*What to work on*.
Copy all of the material word for word, except for the pictures.

Saved data entries:
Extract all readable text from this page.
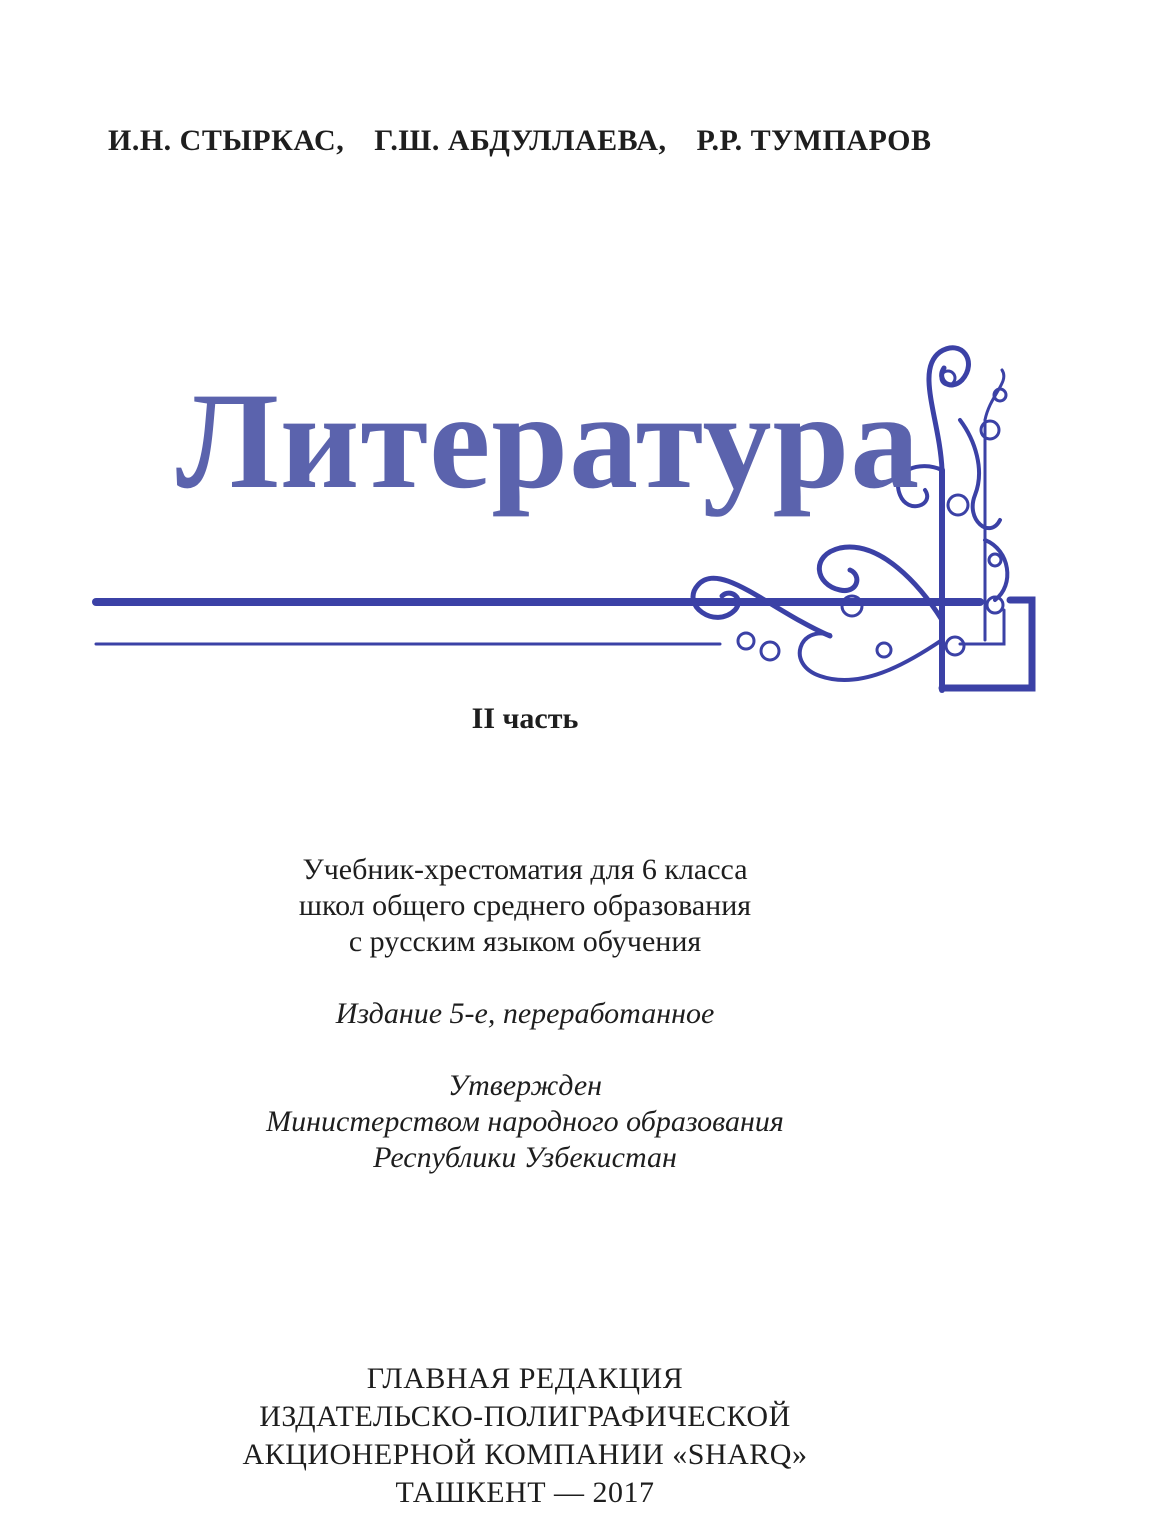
И.Н. СТЫРКАС, Г.Ш. АБДУЛЛАЕВА, Р.Р. ТУМПАРОВ
Литература
II часть
Учебник-хрестоматия для 6 класса
школ общего среднего образования
с русским языком обучения
Издание 5-е, переработанное
Утвержден
Министерством народного образования
Республики Узбекистан
ГЛАВНАЯ РЕДАКЦИЯ
ИЗДАТЕЛЬСКО-ПОЛИГРАФИЧЕСКОЙ
АКЦИОНЕРНОЙ КОМПАНИИ «SHARQ»
ТАШКЕНТ — 2017
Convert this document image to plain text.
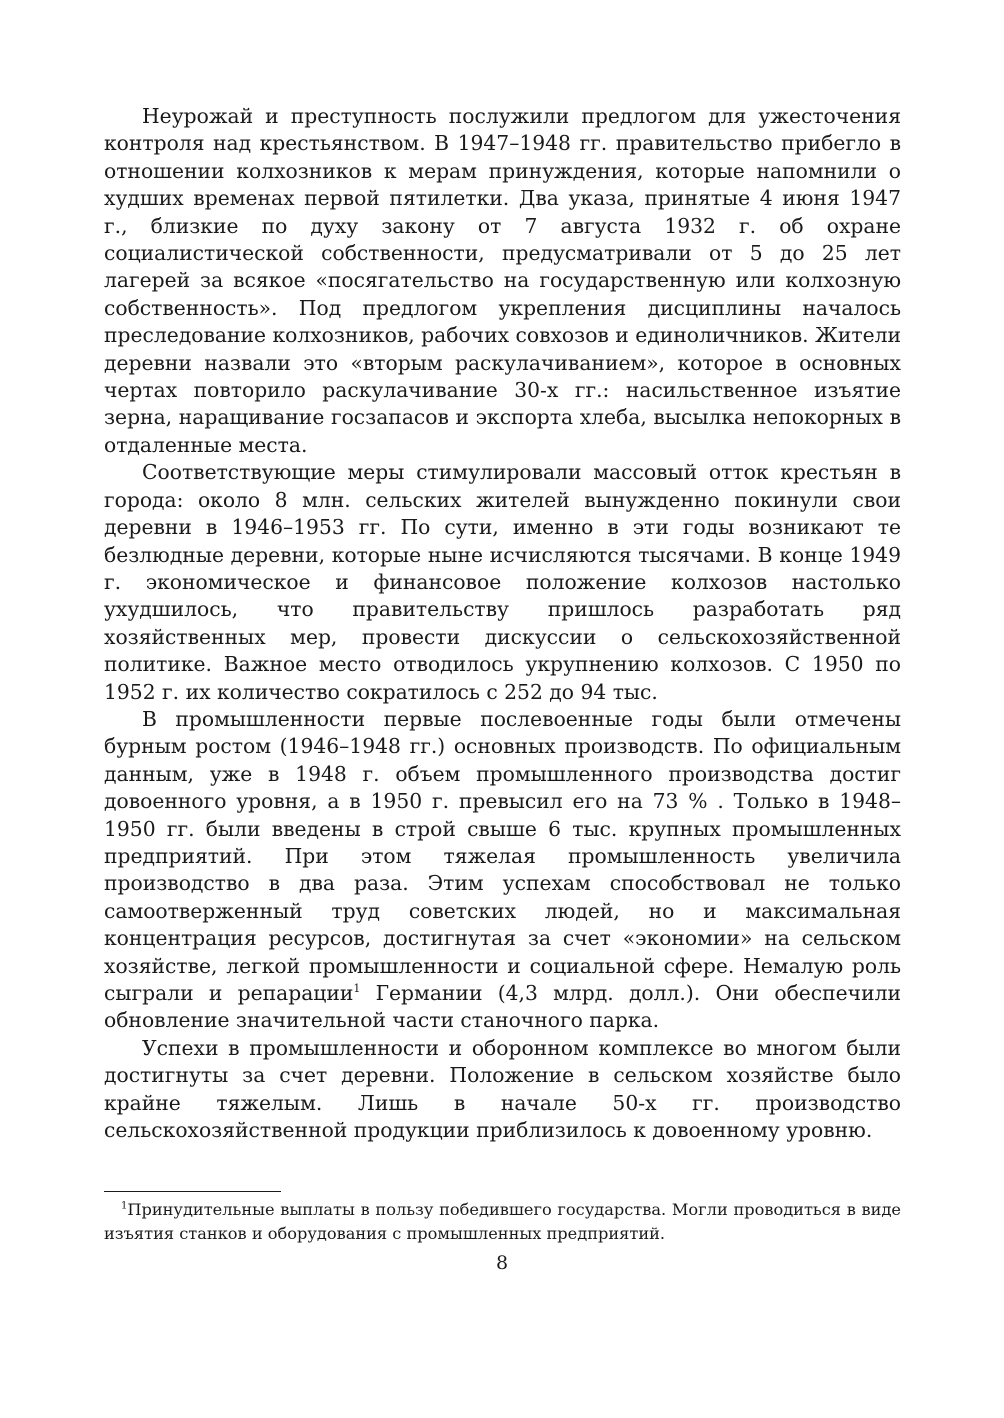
Неурожай и преступность послужили предлогом для ужесточения контроля над крестьянством. В 1947–1948 гг. правительство прибегло в отношении колхозников к мерам принуждения, которые напомнили о худших временах первой пятилетки. Два указа, принятые 4 июня 1947 г., близкие по духу закону от 7 августа 1932 г. об охране социалистической собственности, предусматривали от 5 до 25 лет лагерей за всякое «посягательство на государственную или колхозную собственность». Под предлогом укрепления дисциплины началось преследование колхозников, рабочих совхозов и единоличников. Жители деревни назвали это «вторым раскулачиванием», которое в основных чертах повторило раскулачивание 30-х гг.: насильственное изъятие зерна, наращивание госзапасов и экспорта хлеба, высылка непокорных в отдаленные места.

Соответствующие меры стимулировали массовый отток крестьян в города: около 8 млн. сельских жителей вынужденно покинули свои деревни в 1946–1953 гг. По сути, именно в эти годы возникают те безлюдные деревни, которые ныне исчисляются тысячами. В конце 1949 г. экономическое и финансовое положение колхозов настолько ухудшилось, что правительству пришлось разработать ряд хозяйственных мер, провести дискуссии о сельскохозяйственной политике. Важное место отводилось укрупнению колхозов. С 1950 по 1952 г. их количество сократилось с 252 до 94 тыс.

В промышленности первые послевоенные годы были отмечены бурным ростом (1946–1948 гг.) основных производств. По официальным данным, уже в 1948 г. объем промышленного производства достиг довоенного уровня, а в 1950 г. превысил его на 73 % . Только в 1948–1950 гг. были введены в строй свыше 6 тыс. крупных промышленных предприятий. При этом тяжелая промышленность увеличила производство в два раза. Этим успехам способствовал не только самоотверженный труд советских людей, но и максимальная концентрация ресурсов, достигнутая за счет «экономии» на сельском хозяйстве, легкой промышленности и социальной сфере. Немалую роль сыграли и репарации$^1$ Германии (4,3 млрд. долл.). Они обеспечили обновление значительной части станочного парка.

Успехи в промышленности и оборонном комплексе во многом были достигнуты за счет деревни. Положение в сельском хозяйстве было крайне тяжелым. Лишь в начале 50-х гг. производство сельскохозяйственной продукции приблизилось к довоенному уровню.

$^1$Принудительные выплаты в пользу победившего государства. Могли проводиться в виде изъятия станков и оборудования с промышленных предприятий.

8
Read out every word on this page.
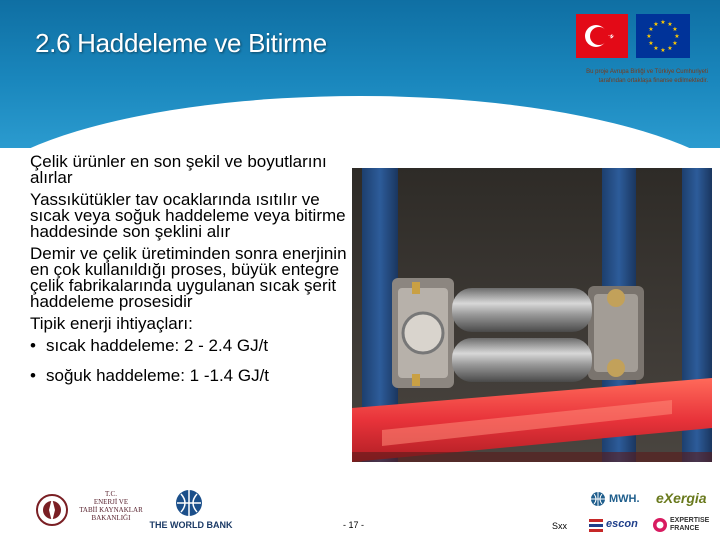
2.6 Haddeleme ve Bitirme
★ ★
★
★
★
★
★
★
★
★
★
★
Bu proje Avrupa Birliği ve Türkiye Cumhuriyeti
tarafından ortaklaşa finanse edilmektedir.

Çelik ürünler en son şekil ve boyutlarını alırlar

Yassıkütükler tav ocaklarında ısıtılır ve sıcak veya soğuk haddeleme veya bitirme haddesinde son şeklini alır

Demir ve çelik üretiminden sonra enerjinin en çok kullanıldığı proses, büyük entegre çelik fabrikalarında uygulanan sıcak şerit haddeleme prosesidir

Tipik enerji ihtiyaçları:

• sıcak haddeleme: 2 - 2.4 GJ/t
• soğuk haddeleme: 1 -1.4 GJ/t
T.C.
ENERJİ VE
TABİİ KAYNAKLAR
BAKANLIĞI
THE WORLD BANK	- 17 -	Sxx
MWH. eXergia
escon	EXPERTISE
FRANCE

*Exercise output*.
Extract all readable text from this page.
И.Н. СТЫРКАС, Г.Ш. АБДУЛЛАЕВА, Р.Р. ТУМПАРОВ
Литература
II часть
Учебник-хрестоматия для 6 класса
школ общего среднего образования
с русским языком обучения
Издание 5-е, переработанное
Утвержден
Министерством народного образования
Республики Узбекистан
ГЛАВНАЯ РЕДАКЦИЯ
ИЗДАТЕЛЬСКО-ПОЛИГРАФИЧЕСКОЙ
АКЦИОНЕРНОЙ КОМПАНИИ «SHARQ»
ТАШКЕНТ — 2017
Convert this document image to plain text.
Неурожай и преступность послужили предлогом для ужесточения контроля над крестьянством. В 1947–1948 гг. правительство прибегло в отношении колхозников к мерам принуждения, которые напомнили о худших временах первой пятилетки. Два указа, принятые 4 июня 1947 г., близкие по духу закону от 7 августа 1932 г. об охране социалистической собственности, предусматривали от 5 до 25 лет лагерей за всякое «посягательство на государственную или колхозную собственность». Под предлогом укрепления дисциплины началось преследование колхозников, рабочих совхозов и единоличников. Жители деревни назвали это «вторым раскулачиванием», которое в основных чертах повторило раскулачивание 30-х гг.: насильственное изъятие зерна, наращивание госзапасов и экспорта хлеба, высылка непокорных в отдаленные места.

Соответствующие меры стимулировали массовый отток крестьян в города: около 8 млн. сельских жителей вынужденно покинули свои деревни в 1946–1953 гг. По сути, именно в эти годы возникают те безлюдные деревни, которые ныне исчисляются тысячами. В конце 1949 г. экономическое и финансовое положение колхозов настолько ухудшилось, что правительству пришлось разработать ряд хозяйственных мер, провести дискуссии о сельскохозяйственной политике. Важное место отводилось укрупнению колхозов. С 1950 по 1952 г. их количество сократилось с 252 до 94 тыс.

В промышленности первые послевоенные годы были отмечены бурным ростом (1946–1948 гг.) основных производств. По официальным данным, уже в 1948 г. объем промышленного производства достиг довоенного уровня, а в 1950 г. превысил его на 73 % . Только в 1948–1950 гг. были введены в строй свыше 6 тыс. крупных промышленных предприятий. При этом тяжелая промышленность увеличила производство в два раза. Этим успехам способствовал не только самоотверженный труд советских людей, но и максимальная концентрация ресурсов, достигнутая за счет «экономии» на сельском хозяйстве, легкой промышленности и социальной сфере. Немалую роль сыграли и репарации$^1$ Германии (4,3 млрд. долл.). Они обеспечили обновление значительной части станочного парка.

Успехи в промышленности и оборонном комплексе во многом были достигнуты за счет деревни. Положение в сельском хозяйстве было крайне тяжелым. Лишь в начале 50-х гг. производство сельскохозяйственной продукции приблизилось к довоенному уровню.

$^1$Принудительные выплаты в пользу победившего государства. Могли проводиться в виде изъятия станков и оборудования с промышленных предприятий.

8
Read out every word on this page.
2.6 Haddeleme ve Bitirme
★ ★
★
★
★
★
★
★
★
★
★
★
Bu proje Avrupa Birliği ve Türkiye Cumhuriyeti
tarafından ortaklaşa finanse edilmektedir.

Çelik ürünler en son şekil ve boyutlarını alırlar

Yassıkütükler tav ocaklarında ısıtılır ve sıcak veya soğuk haddeleme veya bitirme haddesinde son şeklini alır

Demir ve çelik üretiminden sonra enerjinin en çok kullanıldığı proses, büyük entegre çelik fabrikalarında uygulanan sıcak şerit haddeleme prosesidir

Tipik enerji ihtiyaçları:

• sıcak haddeleme: 2 - 2.4 GJ/t
• soğuk haddeleme: 1 -1.4 GJ/t
T.C.
ENERJİ VE
TABİİ KAYNAKLAR
BAKANLIĞI
THE WORLD BANK	- 17 -	Sxx
MWH. eXergia
escon	EXPERTISE
FRANCE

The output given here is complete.